--- Begin ---
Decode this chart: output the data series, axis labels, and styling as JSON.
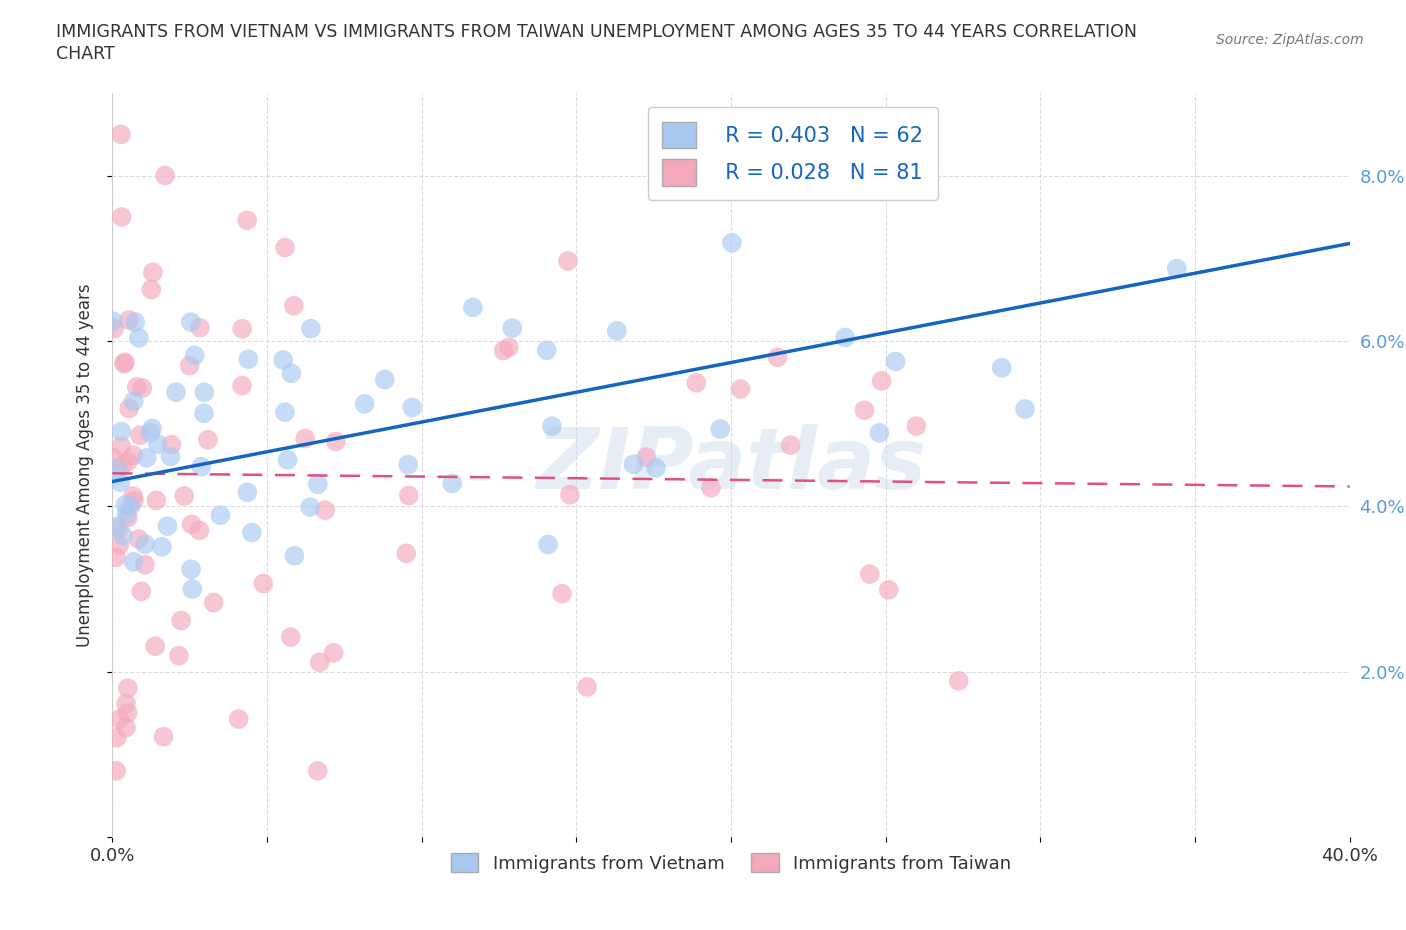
{
  "title_line1": "IMMIGRANTS FROM VIETNAM VS IMMIGRANTS FROM TAIWAN UNEMPLOYMENT AMONG AGES 35 TO 44 YEARS CORRELATION",
  "title_line2": "CHART",
  "source_text": "Source: ZipAtlas.com",
  "ylabel": "Unemployment Among Ages 35 to 44 years",
  "xlim": [
    0.0,
    0.4
  ],
  "ylim": [
    0.0,
    0.09
  ],
  "vietnam_color": "#A8C8F0",
  "taiwan_color": "#F4A8BC",
  "vietnam_line_color": "#1565C0",
  "taiwan_line_color": "#E05080",
  "R_vietnam": 0.403,
  "N_vietnam": 62,
  "R_taiwan": 0.028,
  "N_taiwan": 81,
  "watermark_text": "ZIPatlas",
  "background_color": "#FFFFFF",
  "grid_color": "#CCCCCC",
  "ytick_color": "#5B9BD5",
  "xtick_color": "#333333",
  "legend_text_color": "#1565C0",
  "title_color": "#333333",
  "source_color": "#777777",
  "ylabel_color": "#333333"
}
--- End ---
- _What this task involves_:
Each line in the records above should be reproduced exactly; images are not copied.

- _Response to this exercise_:
Decode this chart: output the data series, axis labels, and styling as JSON.
{
  "title_line1": "IMMIGRANTS FROM VIETNAM VS IMMIGRANTS FROM TAIWAN UNEMPLOYMENT AMONG AGES 35 TO 44 YEARS CORRELATION",
  "title_line2": "CHART",
  "source_text": "Source: ZipAtlas.com",
  "ylabel": "Unemployment Among Ages 35 to 44 years",
  "xlim": [
    0.0,
    0.4
  ],
  "ylim": [
    0.0,
    0.09
  ],
  "vietnam_color": "#A8C8F0",
  "taiwan_color": "#F4A8BC",
  "vietnam_line_color": "#1565C0",
  "taiwan_line_color": "#E05080",
  "R_vietnam": 0.403,
  "N_vietnam": 62,
  "R_taiwan": 0.028,
  "N_taiwan": 81,
  "watermark_text": "ZIPatlas",
  "background_color": "#FFFFFF",
  "grid_color": "#CCCCCC",
  "ytick_color": "#5B9BD5",
  "xtick_color": "#333333",
  "legend_text_color": "#1565C0",
  "title_color": "#333333",
  "source_color": "#777777",
  "ylabel_color": "#333333"
}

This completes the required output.